REQUIRED WORK: Extract the records in full, leaving every picture out.

DATA RECORDS:
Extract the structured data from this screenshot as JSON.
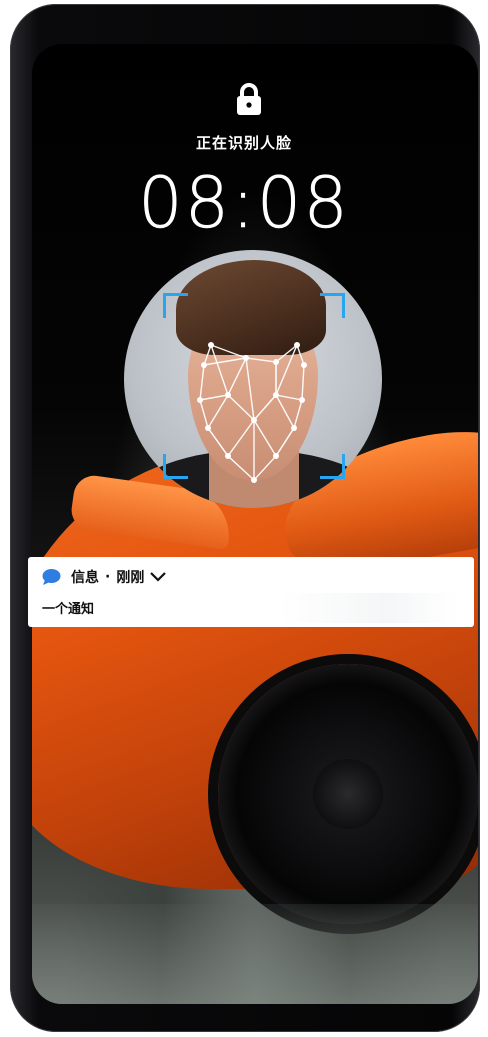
{
  "lock_screen": {
    "status_text": "正在识别人脸",
    "time": "08:08"
  },
  "icons": {
    "lock": "lock-icon",
    "message": "message-bubble-icon",
    "expand": "chevron-down-icon"
  },
  "notification": {
    "app_name": "信息",
    "separator": "·",
    "time": "刚刚",
    "body": "一个通知"
  },
  "colors": {
    "face_bracket": "#27a6ef",
    "message_icon": "#2f7de1",
    "car_accent": "#e2540f"
  }
}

RESPONSE TO THE EXERCISE:
Extract the structured data from this screenshot as JSON.
{
  "lock_screen": {
    "status_text": "正在识别人脸",
    "time": "08:08"
  },
  "icons": {
    "lock": "lock-icon",
    "message": "message-bubble-icon",
    "expand": "chevron-down-icon"
  },
  "notification": {
    "app_name": "信息",
    "separator": "·",
    "time": "刚刚",
    "body": "一个通知"
  },
  "colors": {
    "face_bracket": "#27a6ef",
    "message_icon": "#2f7de1",
    "car_accent": "#e2540f"
  }
}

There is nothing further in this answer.